**Source material**.
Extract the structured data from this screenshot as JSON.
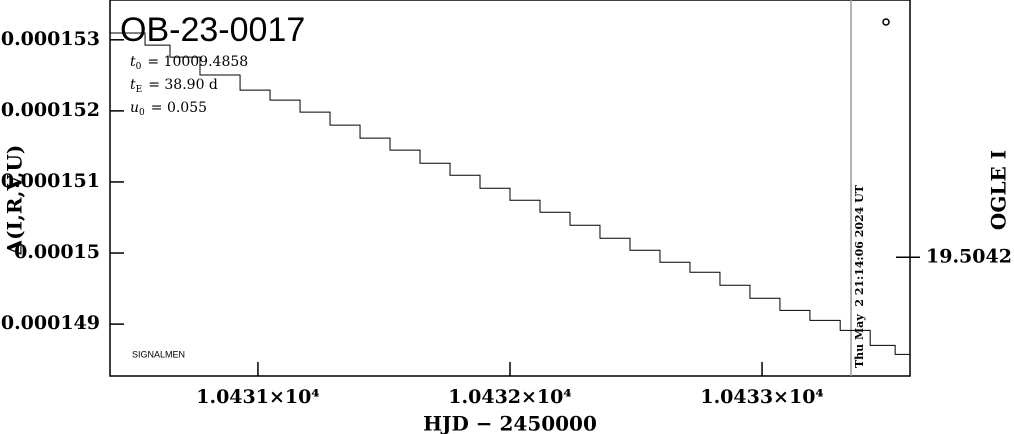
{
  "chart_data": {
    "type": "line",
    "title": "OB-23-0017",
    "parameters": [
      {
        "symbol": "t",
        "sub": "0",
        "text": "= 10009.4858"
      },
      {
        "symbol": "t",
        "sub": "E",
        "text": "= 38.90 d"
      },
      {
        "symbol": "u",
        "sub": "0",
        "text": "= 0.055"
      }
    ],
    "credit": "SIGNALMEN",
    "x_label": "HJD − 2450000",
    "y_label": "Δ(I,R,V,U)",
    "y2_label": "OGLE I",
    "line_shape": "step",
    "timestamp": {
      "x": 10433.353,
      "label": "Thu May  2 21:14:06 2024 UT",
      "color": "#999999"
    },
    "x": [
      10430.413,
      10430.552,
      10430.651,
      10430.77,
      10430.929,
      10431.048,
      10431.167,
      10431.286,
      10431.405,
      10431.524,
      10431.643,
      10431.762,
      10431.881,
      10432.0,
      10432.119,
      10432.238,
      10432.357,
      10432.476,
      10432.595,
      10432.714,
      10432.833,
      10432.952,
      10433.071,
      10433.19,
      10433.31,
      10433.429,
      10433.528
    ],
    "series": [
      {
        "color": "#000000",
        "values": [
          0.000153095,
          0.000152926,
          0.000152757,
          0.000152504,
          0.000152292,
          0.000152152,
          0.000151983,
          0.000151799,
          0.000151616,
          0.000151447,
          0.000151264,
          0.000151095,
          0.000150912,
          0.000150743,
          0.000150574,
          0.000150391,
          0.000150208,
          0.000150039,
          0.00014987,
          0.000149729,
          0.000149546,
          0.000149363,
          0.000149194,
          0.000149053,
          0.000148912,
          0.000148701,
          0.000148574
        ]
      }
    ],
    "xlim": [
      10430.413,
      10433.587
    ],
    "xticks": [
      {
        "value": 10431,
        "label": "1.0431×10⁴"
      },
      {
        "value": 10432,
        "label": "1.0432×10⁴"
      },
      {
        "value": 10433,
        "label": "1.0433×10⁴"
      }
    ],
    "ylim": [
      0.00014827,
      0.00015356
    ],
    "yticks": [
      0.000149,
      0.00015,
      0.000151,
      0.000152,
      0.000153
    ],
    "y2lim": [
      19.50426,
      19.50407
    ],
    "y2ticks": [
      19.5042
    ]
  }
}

* * *

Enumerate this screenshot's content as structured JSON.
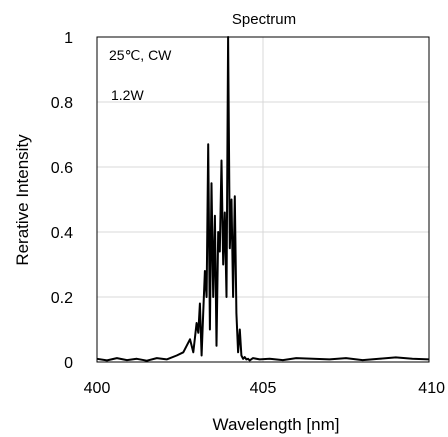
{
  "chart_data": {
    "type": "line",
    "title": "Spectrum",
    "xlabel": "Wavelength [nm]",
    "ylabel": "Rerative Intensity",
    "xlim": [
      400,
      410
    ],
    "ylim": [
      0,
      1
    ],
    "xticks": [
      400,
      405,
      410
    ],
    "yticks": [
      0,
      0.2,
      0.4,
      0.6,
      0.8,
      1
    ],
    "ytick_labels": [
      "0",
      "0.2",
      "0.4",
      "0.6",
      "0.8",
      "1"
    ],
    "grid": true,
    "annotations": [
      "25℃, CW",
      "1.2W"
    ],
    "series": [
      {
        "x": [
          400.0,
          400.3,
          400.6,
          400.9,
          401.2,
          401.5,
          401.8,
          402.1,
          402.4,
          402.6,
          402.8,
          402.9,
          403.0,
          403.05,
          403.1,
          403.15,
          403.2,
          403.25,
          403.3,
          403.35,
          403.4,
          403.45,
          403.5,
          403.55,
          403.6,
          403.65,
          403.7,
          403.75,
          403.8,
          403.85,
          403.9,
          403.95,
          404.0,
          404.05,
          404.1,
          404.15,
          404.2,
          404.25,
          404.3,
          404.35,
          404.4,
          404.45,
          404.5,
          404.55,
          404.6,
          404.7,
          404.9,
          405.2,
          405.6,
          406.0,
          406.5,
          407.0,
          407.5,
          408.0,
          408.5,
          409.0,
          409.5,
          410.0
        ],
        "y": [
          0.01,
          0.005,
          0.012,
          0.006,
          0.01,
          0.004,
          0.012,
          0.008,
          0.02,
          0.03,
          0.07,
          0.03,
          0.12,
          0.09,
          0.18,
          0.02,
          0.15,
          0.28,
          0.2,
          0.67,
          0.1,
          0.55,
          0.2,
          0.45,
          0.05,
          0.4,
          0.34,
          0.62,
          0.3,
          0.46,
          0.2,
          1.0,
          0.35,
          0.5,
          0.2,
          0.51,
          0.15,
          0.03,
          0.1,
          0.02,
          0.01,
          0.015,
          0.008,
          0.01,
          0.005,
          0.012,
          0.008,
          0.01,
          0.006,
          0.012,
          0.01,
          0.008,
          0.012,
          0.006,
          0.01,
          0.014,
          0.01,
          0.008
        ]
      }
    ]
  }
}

**What the task requires**. Answer with one number only: how many lines above contain the word "text".

**Exercise result**. 3